-- START Recorded data --

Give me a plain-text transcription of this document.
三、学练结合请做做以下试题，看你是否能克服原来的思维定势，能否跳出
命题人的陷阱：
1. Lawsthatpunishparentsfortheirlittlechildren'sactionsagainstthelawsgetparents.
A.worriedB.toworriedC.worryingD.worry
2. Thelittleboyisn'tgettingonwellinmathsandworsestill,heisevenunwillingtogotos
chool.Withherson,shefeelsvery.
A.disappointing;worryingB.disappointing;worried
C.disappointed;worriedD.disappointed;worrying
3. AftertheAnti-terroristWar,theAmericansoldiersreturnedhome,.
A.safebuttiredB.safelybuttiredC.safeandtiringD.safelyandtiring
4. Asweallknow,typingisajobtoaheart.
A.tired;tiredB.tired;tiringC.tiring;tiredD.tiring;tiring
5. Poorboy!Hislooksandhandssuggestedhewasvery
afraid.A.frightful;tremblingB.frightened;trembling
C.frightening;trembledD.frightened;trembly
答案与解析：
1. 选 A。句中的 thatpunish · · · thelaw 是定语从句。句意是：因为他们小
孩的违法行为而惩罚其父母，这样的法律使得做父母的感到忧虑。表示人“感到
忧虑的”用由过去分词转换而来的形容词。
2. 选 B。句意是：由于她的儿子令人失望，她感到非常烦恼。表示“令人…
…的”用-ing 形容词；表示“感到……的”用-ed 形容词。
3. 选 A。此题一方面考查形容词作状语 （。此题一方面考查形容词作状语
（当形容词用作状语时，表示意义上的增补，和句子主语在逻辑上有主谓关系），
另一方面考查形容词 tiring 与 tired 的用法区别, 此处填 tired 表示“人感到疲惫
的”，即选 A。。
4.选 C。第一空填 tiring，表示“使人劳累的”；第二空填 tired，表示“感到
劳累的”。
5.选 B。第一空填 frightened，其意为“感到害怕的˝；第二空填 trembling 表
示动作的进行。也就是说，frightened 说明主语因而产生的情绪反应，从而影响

-- END Recorded data --

--- Task ---
From the data above, work out how many lines contain the string "frightened" and reply with only the number.

--- Written answer ---
4